* DATASET RECORDS
____

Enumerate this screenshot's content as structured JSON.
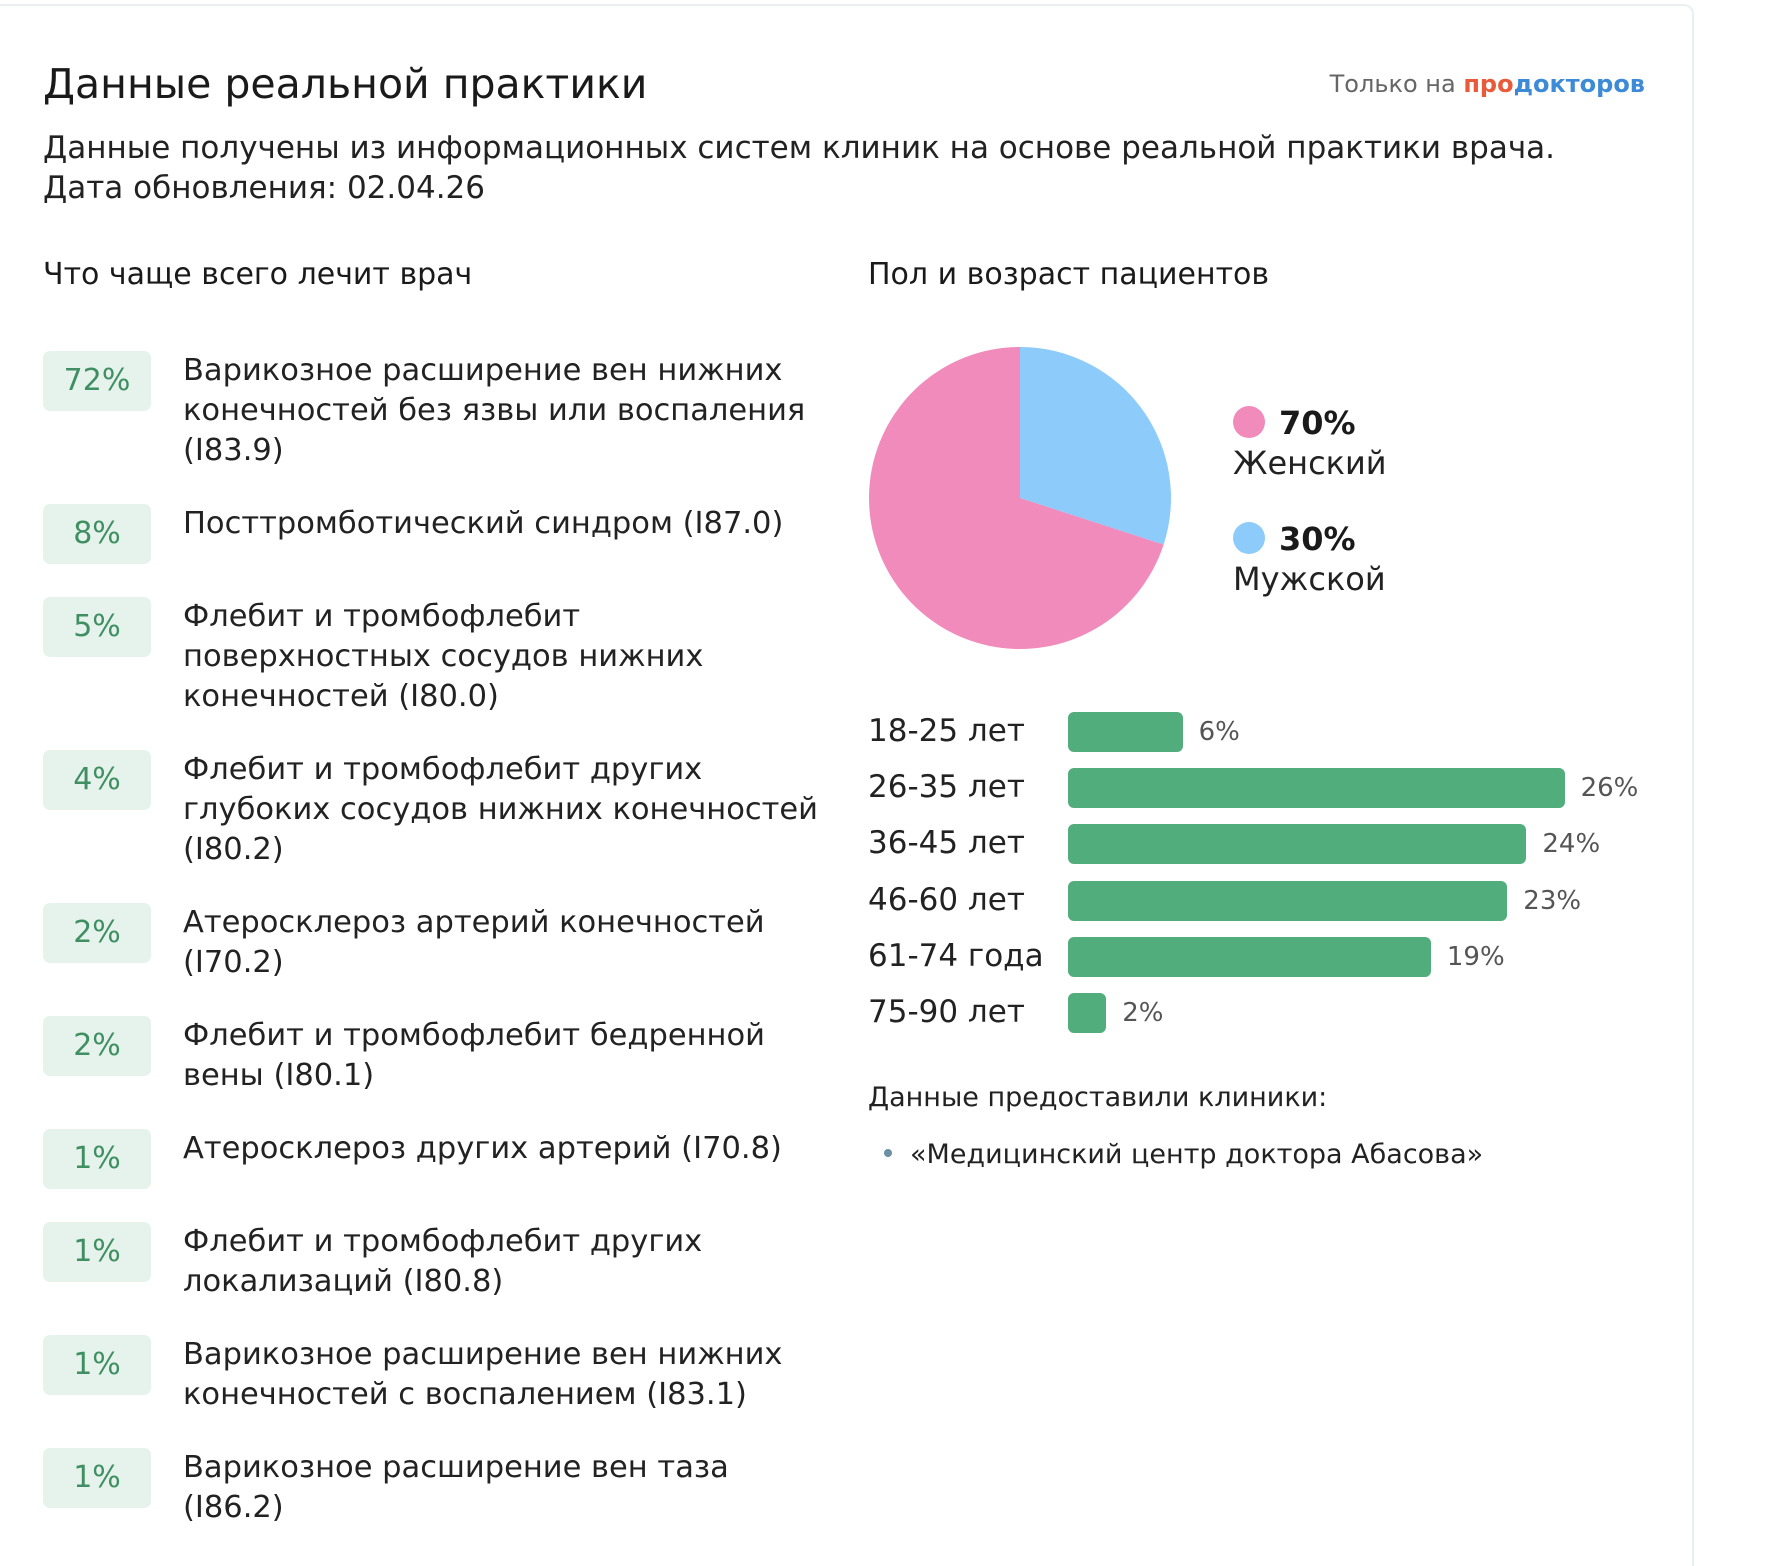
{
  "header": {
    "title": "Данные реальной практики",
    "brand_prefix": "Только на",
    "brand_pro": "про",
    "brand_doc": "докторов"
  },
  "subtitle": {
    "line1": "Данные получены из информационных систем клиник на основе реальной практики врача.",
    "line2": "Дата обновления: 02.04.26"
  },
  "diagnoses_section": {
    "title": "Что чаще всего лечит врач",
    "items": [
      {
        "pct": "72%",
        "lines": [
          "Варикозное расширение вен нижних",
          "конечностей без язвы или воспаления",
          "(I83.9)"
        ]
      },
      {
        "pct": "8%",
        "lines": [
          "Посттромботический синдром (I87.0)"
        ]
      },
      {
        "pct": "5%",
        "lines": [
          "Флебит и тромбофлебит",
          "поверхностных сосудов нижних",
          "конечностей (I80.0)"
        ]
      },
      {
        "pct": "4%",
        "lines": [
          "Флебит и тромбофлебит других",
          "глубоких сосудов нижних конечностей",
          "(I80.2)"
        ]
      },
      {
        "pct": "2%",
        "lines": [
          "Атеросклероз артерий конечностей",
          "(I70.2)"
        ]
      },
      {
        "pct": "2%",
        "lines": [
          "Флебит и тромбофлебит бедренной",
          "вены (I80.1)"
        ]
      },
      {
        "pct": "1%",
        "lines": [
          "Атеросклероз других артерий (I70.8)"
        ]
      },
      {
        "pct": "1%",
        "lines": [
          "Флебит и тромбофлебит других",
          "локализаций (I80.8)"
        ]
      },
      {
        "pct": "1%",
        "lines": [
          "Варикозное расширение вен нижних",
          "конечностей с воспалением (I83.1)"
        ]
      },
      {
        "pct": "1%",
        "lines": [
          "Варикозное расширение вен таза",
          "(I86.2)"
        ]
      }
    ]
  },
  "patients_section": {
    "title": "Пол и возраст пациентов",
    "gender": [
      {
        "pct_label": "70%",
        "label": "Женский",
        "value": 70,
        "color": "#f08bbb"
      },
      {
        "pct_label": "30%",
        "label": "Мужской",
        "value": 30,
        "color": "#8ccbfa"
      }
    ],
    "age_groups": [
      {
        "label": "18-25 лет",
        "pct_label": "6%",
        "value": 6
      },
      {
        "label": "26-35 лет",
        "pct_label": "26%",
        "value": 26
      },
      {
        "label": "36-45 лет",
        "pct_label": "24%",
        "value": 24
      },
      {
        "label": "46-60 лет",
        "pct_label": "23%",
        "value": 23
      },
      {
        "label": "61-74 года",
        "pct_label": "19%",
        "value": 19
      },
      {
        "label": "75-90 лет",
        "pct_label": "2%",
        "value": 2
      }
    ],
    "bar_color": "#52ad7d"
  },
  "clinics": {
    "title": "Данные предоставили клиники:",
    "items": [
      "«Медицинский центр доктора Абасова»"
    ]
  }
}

____

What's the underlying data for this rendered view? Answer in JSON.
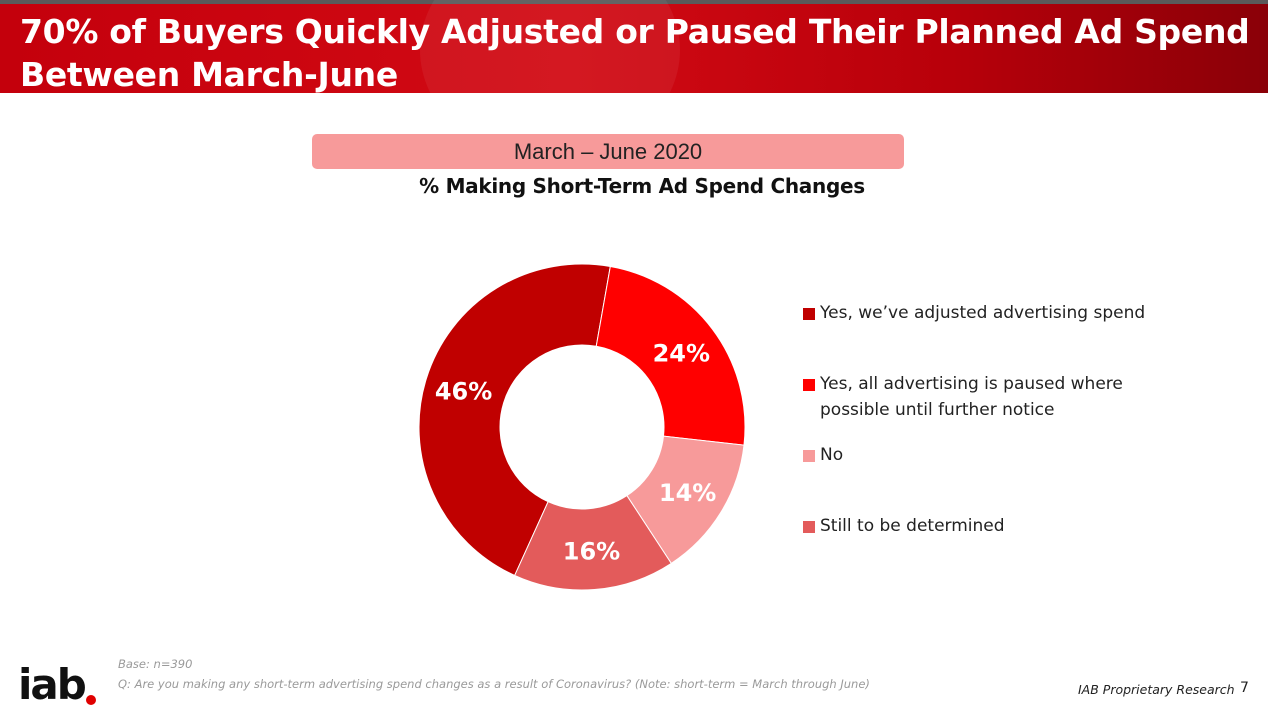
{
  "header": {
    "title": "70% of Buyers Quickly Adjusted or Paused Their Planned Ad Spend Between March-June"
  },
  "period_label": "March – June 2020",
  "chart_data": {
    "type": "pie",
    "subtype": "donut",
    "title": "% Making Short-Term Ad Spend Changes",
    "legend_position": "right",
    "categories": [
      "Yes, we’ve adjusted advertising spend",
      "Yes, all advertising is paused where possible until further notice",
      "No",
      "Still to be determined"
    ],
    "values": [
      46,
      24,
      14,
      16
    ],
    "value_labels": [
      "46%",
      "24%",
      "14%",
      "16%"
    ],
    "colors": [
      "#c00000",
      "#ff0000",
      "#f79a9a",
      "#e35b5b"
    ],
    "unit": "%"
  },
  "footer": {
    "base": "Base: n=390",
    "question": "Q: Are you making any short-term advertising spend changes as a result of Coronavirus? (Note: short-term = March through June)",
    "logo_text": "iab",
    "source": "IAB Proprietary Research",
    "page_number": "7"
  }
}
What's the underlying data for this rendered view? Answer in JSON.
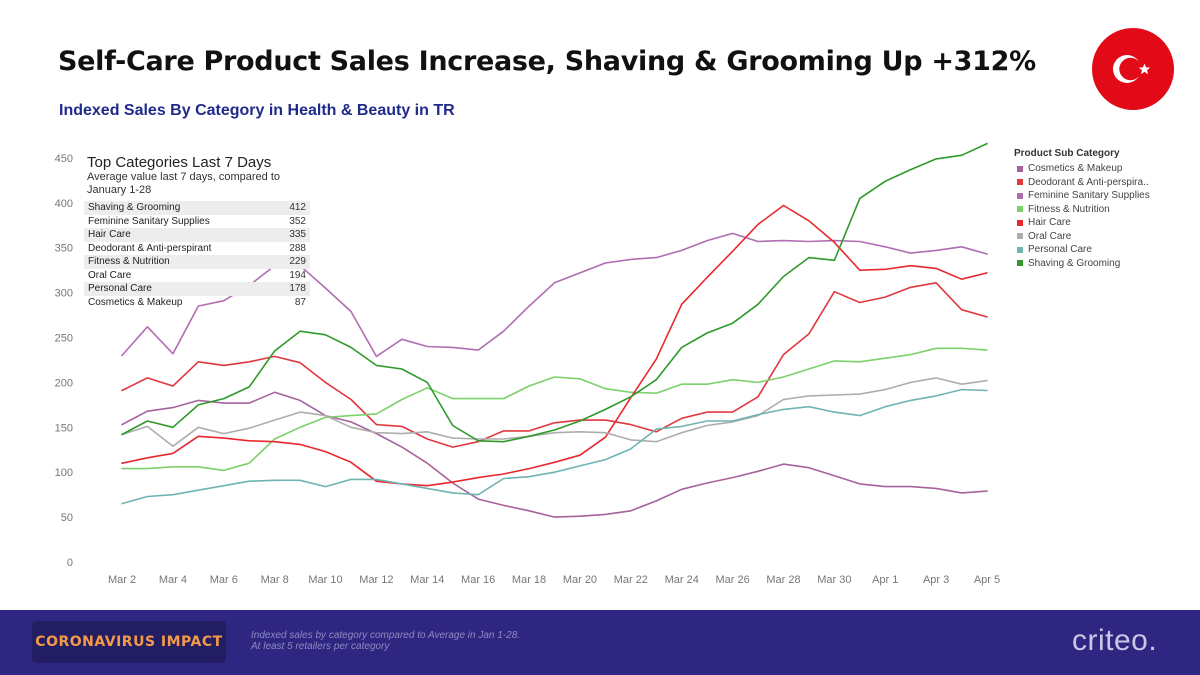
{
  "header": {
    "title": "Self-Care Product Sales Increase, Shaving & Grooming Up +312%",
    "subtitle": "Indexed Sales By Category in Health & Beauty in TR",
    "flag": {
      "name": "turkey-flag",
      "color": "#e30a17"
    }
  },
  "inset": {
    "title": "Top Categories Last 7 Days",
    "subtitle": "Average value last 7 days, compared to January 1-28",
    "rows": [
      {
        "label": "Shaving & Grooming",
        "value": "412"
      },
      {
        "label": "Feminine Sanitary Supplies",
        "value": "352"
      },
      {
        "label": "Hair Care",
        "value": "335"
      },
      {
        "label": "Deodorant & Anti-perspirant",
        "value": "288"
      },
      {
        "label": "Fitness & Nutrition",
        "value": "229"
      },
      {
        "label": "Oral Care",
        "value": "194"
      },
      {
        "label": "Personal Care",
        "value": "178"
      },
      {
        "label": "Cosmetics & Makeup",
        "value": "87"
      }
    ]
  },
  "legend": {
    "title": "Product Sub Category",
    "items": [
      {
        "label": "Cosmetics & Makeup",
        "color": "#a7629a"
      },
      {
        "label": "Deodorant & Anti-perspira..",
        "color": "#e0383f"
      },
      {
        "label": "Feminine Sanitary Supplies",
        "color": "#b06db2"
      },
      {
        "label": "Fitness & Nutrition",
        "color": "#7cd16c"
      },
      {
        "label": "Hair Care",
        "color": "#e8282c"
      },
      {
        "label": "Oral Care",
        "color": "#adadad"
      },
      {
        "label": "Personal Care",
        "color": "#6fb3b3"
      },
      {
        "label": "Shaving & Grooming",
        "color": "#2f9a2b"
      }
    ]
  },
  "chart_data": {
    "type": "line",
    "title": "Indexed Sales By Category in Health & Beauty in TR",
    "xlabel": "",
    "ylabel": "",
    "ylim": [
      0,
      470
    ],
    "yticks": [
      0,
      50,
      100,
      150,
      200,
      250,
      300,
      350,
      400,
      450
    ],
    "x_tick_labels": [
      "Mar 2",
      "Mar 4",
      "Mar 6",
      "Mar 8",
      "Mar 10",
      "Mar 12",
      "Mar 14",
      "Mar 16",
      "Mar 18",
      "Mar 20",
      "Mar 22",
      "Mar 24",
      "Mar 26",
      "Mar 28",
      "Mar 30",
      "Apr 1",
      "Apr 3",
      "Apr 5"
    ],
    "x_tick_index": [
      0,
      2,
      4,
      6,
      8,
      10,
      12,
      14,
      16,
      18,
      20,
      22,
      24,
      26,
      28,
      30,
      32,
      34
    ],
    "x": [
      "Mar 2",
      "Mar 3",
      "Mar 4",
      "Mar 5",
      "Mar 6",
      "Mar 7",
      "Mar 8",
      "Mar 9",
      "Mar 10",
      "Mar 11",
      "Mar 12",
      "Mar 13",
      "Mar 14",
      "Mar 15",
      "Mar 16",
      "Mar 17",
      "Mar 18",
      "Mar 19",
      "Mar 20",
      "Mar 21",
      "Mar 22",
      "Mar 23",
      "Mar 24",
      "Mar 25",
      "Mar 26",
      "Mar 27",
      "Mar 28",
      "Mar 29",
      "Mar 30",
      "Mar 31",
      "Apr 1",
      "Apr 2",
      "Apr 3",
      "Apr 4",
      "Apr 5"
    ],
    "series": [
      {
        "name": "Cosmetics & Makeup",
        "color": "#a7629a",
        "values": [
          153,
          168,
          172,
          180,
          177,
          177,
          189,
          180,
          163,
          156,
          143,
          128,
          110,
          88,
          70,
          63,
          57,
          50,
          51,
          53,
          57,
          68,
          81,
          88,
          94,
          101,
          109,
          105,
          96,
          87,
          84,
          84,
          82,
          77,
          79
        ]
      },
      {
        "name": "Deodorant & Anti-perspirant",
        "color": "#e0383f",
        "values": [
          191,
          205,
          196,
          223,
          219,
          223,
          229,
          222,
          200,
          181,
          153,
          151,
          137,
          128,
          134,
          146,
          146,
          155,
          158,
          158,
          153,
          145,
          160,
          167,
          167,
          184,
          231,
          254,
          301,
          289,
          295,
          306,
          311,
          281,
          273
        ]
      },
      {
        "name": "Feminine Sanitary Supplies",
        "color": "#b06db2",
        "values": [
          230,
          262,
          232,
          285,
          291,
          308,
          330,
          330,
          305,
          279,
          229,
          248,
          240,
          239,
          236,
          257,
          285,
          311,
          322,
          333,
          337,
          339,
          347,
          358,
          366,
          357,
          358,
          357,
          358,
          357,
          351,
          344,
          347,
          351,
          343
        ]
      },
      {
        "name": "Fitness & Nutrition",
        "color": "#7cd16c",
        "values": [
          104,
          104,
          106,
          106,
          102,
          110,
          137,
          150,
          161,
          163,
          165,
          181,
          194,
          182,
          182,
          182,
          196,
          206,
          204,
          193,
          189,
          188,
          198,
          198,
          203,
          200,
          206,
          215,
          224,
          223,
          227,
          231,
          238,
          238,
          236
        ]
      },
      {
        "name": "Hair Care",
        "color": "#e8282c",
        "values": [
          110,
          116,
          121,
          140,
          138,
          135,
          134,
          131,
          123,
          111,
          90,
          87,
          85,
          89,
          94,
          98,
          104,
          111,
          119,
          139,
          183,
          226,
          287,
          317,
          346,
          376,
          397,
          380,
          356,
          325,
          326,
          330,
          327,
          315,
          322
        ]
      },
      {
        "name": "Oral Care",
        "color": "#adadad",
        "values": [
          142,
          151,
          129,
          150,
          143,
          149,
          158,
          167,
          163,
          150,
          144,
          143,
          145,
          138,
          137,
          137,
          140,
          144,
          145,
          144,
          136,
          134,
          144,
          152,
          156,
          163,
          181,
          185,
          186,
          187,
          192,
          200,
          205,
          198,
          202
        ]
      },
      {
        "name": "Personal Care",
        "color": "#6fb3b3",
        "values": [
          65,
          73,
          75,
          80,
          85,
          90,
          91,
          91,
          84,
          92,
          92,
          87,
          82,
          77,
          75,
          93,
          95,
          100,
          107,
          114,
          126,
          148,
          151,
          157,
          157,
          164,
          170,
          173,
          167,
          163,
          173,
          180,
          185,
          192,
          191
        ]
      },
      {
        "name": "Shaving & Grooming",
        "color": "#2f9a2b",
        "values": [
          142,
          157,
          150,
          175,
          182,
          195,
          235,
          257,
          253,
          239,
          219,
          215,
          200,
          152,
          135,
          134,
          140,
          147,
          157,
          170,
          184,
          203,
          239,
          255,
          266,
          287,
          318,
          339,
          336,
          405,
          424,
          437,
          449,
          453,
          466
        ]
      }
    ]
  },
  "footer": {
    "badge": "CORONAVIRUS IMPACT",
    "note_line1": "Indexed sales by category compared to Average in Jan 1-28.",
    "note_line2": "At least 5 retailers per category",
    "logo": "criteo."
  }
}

____

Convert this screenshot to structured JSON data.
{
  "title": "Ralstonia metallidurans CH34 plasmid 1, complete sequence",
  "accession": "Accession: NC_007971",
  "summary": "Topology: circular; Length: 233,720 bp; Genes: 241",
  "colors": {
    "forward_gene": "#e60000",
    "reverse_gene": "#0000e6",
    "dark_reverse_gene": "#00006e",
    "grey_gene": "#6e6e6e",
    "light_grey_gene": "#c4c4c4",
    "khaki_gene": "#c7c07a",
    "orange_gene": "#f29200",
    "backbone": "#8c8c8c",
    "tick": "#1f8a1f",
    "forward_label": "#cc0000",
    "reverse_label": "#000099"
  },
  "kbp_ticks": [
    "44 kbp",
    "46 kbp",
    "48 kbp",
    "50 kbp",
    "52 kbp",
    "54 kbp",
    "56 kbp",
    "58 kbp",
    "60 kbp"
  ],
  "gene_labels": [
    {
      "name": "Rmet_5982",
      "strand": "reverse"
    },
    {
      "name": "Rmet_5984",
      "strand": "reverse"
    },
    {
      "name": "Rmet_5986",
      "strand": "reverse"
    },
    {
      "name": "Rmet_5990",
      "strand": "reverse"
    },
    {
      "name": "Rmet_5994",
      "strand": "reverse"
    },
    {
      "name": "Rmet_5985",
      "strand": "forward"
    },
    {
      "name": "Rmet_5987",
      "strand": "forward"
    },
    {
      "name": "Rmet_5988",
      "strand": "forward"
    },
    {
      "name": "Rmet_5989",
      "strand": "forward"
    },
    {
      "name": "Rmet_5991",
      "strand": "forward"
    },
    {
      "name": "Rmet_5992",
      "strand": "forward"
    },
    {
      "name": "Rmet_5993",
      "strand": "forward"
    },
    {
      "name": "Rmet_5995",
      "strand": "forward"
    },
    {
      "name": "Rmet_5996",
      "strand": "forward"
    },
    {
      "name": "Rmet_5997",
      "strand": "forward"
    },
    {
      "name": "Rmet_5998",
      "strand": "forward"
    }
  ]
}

____

* ASSIGNED TASK
The expected answer is a copy of each line in the listing above that contains "Average".

* OUTPUT FOR THIS TASK
    "subtitle": "Average value last 7 days, compared to January 1-28",
    "note_line1": "Indexed sales by category compared to Average in Jan 1-28.",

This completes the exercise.